- _EXCERPT PROVIDED_:

** Start **

Someone who springs to mind whenever I equate food with music is James Baldwin, a writer, thinker and activist (and much more besides) whose work remains really important to me. In The Fire Next Time, he equates the grimness of contemporary white, exploitative culture, with the food industry’s synonymous corner-cutting for maximum profit:
The word ‘sensual’ is not intended to bring to mind quivering dusky maidens or priapic black studs. I am referring to something much simpler and much less fanciful. To be sensual, I think, is to respect and rejoice in the force of life, of life itself, and to be present in all that one does, from the effort of loving to the act of breaking bread. It will be a great day, incidentally, when we begin to eat bread again, instead of the blasphemous tastless foam rubber that we have substituted for it. And I am not being frivolous now, either. Something very sinister happens to the people of a country when they begin to distrust their own reactions as deeply as they do here, and become as joyless as they have become.
There’s so much to unpick here, it’s such a loaded passage. The whole book is like that. Even Baldwin’s novels are like that, while being so lucidly written that they’re beautiful and effortless to read. When he suggests that ‘[s]omething very sinister happens to the people of a country when they begin to distrust their own reactions,’ it makes me think of where we are now, as a global society preoccupied with the hyper-vanity purveyed by social networking, and how politics has become so totally immersed in doublespeak that any kind of protest or speaking out merely becomes entangled in the same kind of endemically relativist duplicity: you can equally take or leave anything said by Donald Trump or Marine Le Pen as anything by an activist protesting against islamophobia, racism, homophobia and corporate greed – it’s all about consumer preference based on serving one’s self. ‘Thank you for using Sainsburys self-check-out’ as a gracious epitaph for mass suicide.
But, apart from the food reference, its the ‘present in all that one does’ that resonates most closely with what I’m trying to say here: there should be no distinction between creativity and living. And perhaps such an overt commitment to self-prepared nutrition wouldn’t be so necessary were we to manage to live together without screwing each other over for personal gain; in which case the abundance of real bakers would mean I’d be able to use my bread-making time (about 90 minutes on a Saturday morning) for something else. But under the present conditions, the agency afforded through increased self-determination requires me to make art as a means to escape forces of exploitation that are so pervasively ingrained on all levels of our daily experience, extending that to food as part of a recognition that it’s actually the same thing. Although I should say that the bread-making hour is loaded with research value: it’s one of my times to listen properly to new music – I’ve never owned a bread machine and never will; the ritual and the techniques are fundamental to it all.

** End **

Dataset rows:
** Start **

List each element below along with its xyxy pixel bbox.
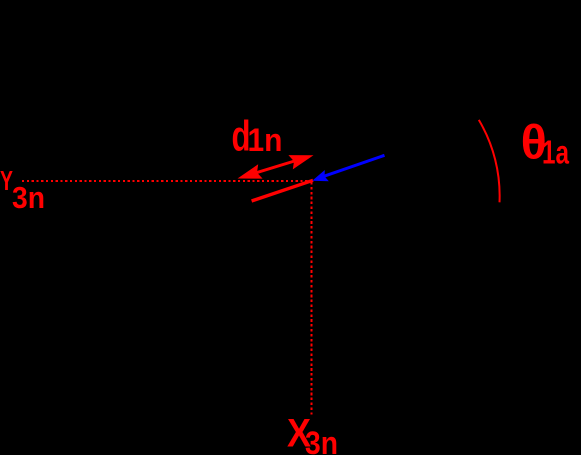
- svg-text:3n: 3n: [12, 180, 45, 215]
- svg-text:3n: 3n: [305, 425, 338, 455]
- svg-text:1n: 1n: [248, 122, 283, 158]
- svg-text:1a: 1a: [542, 133, 569, 170]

** End **

- _EXERCISE DETAILS_: In the excerpt on James Baldwin and bread, which Baldwin book is the quoted passage taken from? None of the entries are needed.

- _THE SOLUTION_: The Fire Next Time